◆ **EXERCISE MATERIAL**
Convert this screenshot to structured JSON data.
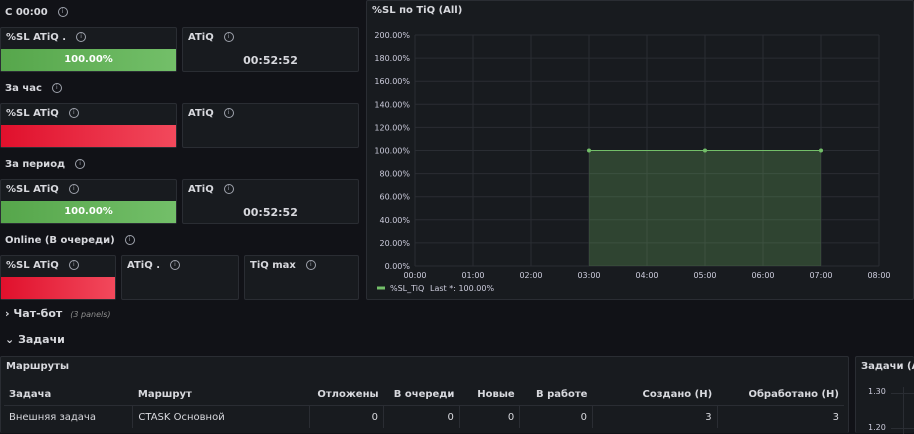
{
  "sections": {
    "since_midnight": "С 00:00",
    "per_hour": "За час",
    "per_period": "За период",
    "online": "Online (В очереди)"
  },
  "stats": {
    "sl_atiq_dot": "%SL ATiQ .",
    "sl_atiq": "%SL ATiQ",
    "atiq": "ATiQ",
    "atiq_dot": "ATiQ .",
    "tiq_max": "TiQ max",
    "c00_sl_value": "100.00%",
    "c00_sl_fill": 1.0,
    "c00_atiq_value": "00:52:52",
    "hour_sl_fill": 1.0,
    "period_sl_value": "100.00%",
    "period_sl_fill": 1.0,
    "period_atiq_value": "00:52:52",
    "online_sl_fill": 1.0
  },
  "chart_panel": {
    "title": "%SL по TiQ (All)"
  },
  "chart_data": {
    "type": "area",
    "x_ticks": [
      "00:00",
      "01:00",
      "02:00",
      "03:00",
      "04:00",
      "05:00",
      "06:00",
      "07:00",
      "08:00"
    ],
    "y_ticks": [
      "0.00%",
      "20.00%",
      "40.00%",
      "60.00%",
      "80.00%",
      "100.00%",
      "120.00%",
      "140.00%",
      "160.00%",
      "180.00%",
      "200.00%"
    ],
    "ylim": [
      0,
      200
    ],
    "series": [
      {
        "name": "%SL_TiQ",
        "x": [
          3,
          5,
          7
        ],
        "values": [
          100,
          100,
          100
        ],
        "color": "#73bf69"
      }
    ],
    "legend": {
      "label": "%SL_TiQ",
      "last": "Last *: 100.00%"
    },
    "grid": true
  },
  "rows": {
    "chatbot": {
      "label": "Чат-бот",
      "panels": "(3 panels)"
    },
    "tasks": {
      "label": "Задачи"
    }
  },
  "routes_panel": {
    "title": "Маршруты",
    "columns": [
      "Задача",
      "Маршрут",
      "Отложены",
      "В очереди",
      "Новые",
      "В работе",
      "Создано (Н)",
      "Обработано (Н)"
    ],
    "rows": [
      [
        "Внешняя задача",
        "CTASK Основной",
        "0",
        "0",
        "0",
        "0",
        "3",
        "3"
      ]
    ]
  },
  "tasks_panel": {
    "title": "Задачи (All",
    "y_ticks": [
      "1.30",
      "1.20"
    ]
  },
  "colors": {
    "green": "#73bf69",
    "red": "#f2495c",
    "background": "#111217",
    "panel": "#181b1f"
  }
}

◆ **EXERCISE DIRECTIONS**
Your answer should be only a number: how many lines of the data above contain the string "label"?

◆ **RIGHT ANSWER**
3